(Region boundary data)
======

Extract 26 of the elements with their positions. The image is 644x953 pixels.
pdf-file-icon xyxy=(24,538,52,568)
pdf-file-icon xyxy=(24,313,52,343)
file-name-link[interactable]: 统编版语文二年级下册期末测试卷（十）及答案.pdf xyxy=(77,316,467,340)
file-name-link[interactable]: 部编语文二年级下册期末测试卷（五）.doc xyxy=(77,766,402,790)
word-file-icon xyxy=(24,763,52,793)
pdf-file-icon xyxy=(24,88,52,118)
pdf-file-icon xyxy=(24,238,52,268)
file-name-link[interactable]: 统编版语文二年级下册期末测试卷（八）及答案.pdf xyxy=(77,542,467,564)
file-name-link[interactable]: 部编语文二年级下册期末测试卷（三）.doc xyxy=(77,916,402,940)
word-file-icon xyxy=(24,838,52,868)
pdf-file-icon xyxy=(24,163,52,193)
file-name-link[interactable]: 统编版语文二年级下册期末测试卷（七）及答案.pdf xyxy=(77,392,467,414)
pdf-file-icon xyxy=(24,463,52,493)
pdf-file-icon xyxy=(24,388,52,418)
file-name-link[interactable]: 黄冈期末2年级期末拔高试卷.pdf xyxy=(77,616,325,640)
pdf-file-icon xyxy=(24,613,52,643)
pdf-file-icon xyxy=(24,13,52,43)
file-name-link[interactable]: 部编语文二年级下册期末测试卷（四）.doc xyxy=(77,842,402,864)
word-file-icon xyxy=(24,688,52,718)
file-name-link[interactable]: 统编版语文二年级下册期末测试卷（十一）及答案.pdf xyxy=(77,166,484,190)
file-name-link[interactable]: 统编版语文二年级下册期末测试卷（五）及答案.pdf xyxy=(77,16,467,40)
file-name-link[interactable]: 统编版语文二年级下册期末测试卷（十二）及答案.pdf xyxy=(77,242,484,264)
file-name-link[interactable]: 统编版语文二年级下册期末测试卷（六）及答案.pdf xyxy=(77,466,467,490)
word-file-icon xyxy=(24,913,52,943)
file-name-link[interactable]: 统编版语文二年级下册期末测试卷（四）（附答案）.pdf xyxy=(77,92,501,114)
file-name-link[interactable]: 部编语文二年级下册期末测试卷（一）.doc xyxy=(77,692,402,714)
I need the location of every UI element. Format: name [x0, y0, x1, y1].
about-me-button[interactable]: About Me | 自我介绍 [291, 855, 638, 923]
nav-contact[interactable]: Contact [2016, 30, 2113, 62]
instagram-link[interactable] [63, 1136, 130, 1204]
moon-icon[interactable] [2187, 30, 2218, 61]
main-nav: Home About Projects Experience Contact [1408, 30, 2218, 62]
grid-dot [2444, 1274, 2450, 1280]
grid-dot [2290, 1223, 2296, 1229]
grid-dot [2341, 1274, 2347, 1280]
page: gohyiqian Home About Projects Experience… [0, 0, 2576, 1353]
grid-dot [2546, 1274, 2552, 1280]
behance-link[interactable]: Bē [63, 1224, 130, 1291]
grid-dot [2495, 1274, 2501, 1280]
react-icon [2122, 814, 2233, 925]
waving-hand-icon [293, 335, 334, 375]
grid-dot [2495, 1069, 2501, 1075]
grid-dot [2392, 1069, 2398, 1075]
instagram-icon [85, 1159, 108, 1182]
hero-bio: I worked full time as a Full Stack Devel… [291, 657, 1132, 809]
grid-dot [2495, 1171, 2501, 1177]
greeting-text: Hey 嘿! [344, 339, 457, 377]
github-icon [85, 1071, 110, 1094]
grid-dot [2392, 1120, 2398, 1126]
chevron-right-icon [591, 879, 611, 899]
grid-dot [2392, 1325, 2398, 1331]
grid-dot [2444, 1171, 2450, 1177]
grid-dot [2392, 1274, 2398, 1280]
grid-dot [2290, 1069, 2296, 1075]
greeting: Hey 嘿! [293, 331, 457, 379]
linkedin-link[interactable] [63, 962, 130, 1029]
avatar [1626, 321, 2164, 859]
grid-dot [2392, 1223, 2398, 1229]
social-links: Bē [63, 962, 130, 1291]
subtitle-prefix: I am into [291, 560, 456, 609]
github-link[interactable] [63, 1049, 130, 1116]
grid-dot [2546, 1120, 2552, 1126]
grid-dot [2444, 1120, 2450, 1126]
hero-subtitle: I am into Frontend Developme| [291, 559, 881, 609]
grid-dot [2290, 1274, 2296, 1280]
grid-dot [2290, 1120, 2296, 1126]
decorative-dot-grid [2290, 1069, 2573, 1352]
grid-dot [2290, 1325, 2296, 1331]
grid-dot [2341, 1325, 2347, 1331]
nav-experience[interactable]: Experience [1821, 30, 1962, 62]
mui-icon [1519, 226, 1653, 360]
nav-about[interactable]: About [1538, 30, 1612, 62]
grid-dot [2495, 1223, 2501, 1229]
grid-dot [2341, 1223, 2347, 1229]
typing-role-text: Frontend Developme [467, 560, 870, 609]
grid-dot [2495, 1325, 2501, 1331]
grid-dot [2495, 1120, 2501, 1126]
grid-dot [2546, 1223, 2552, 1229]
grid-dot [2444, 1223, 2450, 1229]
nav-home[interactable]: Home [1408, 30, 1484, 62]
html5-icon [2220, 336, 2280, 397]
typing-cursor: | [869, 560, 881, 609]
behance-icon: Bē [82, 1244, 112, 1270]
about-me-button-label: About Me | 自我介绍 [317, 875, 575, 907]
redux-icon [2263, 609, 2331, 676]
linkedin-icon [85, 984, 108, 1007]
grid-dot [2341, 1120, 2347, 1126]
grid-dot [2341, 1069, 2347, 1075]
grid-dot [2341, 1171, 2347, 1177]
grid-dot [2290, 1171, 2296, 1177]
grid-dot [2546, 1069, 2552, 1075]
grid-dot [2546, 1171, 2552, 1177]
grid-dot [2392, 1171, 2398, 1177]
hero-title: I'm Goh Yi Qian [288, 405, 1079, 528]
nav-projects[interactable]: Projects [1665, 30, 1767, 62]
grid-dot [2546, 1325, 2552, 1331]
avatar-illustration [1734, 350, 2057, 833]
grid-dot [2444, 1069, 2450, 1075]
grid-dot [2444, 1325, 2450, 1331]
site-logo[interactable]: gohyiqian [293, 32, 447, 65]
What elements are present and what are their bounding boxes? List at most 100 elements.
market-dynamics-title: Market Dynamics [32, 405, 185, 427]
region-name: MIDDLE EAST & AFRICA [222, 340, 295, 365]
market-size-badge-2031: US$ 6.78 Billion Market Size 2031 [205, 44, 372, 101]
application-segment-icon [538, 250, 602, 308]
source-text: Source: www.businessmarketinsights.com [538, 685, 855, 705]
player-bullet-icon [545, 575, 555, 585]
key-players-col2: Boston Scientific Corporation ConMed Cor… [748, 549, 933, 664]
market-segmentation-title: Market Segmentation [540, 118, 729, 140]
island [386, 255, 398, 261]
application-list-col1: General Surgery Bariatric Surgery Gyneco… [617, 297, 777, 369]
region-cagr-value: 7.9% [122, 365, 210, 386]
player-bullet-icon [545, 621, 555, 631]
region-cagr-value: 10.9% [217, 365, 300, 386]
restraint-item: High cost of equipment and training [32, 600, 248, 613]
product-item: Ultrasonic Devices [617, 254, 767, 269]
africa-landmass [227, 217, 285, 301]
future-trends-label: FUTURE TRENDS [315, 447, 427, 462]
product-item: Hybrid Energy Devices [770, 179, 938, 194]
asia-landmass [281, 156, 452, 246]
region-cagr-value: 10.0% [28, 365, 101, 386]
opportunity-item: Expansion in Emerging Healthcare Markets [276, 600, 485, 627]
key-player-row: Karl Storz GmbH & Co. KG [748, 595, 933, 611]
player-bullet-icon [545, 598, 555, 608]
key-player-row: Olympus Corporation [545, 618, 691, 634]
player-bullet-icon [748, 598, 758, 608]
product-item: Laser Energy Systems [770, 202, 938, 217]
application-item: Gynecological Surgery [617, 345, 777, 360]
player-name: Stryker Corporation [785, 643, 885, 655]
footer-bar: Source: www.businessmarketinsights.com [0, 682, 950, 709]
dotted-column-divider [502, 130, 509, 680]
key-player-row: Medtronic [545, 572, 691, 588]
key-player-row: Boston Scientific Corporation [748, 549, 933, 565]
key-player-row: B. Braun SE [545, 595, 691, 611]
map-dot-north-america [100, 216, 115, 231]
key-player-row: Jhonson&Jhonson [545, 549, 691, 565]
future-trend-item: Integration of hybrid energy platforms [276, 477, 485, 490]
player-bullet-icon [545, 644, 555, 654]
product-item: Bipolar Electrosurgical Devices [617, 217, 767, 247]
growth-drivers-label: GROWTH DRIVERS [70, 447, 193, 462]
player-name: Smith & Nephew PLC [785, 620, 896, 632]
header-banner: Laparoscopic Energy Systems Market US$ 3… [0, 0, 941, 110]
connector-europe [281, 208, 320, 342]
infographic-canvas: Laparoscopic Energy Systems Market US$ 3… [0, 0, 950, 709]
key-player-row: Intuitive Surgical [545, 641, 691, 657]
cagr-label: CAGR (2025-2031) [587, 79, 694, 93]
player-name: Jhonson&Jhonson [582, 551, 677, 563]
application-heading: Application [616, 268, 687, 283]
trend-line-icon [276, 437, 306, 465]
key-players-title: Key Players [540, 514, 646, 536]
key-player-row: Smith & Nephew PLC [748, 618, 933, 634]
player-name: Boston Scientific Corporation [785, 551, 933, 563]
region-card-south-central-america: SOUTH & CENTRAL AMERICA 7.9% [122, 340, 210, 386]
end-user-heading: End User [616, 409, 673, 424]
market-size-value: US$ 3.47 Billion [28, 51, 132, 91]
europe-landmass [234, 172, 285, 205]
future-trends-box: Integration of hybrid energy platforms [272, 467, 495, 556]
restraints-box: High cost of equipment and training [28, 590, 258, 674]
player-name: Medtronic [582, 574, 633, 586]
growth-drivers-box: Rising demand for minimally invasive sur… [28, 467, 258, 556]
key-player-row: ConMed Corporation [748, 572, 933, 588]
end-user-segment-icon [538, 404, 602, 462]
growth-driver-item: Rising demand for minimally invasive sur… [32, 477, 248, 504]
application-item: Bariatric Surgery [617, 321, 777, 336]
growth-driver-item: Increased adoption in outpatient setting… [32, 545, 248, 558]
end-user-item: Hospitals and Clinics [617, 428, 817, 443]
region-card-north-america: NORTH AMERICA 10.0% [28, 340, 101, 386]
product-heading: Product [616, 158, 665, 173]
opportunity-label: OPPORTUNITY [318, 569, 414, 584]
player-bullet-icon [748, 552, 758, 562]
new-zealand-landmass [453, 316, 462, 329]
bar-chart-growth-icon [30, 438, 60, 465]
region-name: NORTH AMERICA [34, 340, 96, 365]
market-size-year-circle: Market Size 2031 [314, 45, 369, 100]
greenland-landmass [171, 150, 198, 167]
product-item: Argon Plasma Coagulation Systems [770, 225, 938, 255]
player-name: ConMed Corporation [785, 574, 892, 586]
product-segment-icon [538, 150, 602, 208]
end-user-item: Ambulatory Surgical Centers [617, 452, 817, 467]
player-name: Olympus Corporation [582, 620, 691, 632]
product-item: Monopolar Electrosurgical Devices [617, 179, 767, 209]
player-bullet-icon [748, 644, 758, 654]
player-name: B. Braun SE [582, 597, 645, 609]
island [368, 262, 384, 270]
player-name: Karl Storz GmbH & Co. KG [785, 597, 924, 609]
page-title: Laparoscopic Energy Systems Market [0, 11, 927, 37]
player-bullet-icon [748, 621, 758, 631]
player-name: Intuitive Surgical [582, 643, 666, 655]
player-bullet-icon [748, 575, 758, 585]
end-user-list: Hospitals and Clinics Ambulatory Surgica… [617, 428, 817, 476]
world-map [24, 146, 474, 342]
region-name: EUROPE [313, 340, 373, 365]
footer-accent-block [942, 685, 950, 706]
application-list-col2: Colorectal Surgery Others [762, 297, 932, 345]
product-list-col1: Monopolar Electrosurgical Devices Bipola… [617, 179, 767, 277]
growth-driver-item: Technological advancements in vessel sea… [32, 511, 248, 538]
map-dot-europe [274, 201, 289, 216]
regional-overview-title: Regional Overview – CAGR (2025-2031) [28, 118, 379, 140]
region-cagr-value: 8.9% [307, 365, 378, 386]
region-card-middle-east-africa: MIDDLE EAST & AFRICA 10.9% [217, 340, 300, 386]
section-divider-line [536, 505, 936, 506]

======

## Instructions to follow
Find every line in the material that contains the string "platforms" and copy each of those lines. Case counts.

## Output for this exercise
future-trend-item: Integration of hybrid energy platforms [276, 477, 485, 490]
future-trends-box: Integration of hybrid energy platforms [272, 467, 495, 556]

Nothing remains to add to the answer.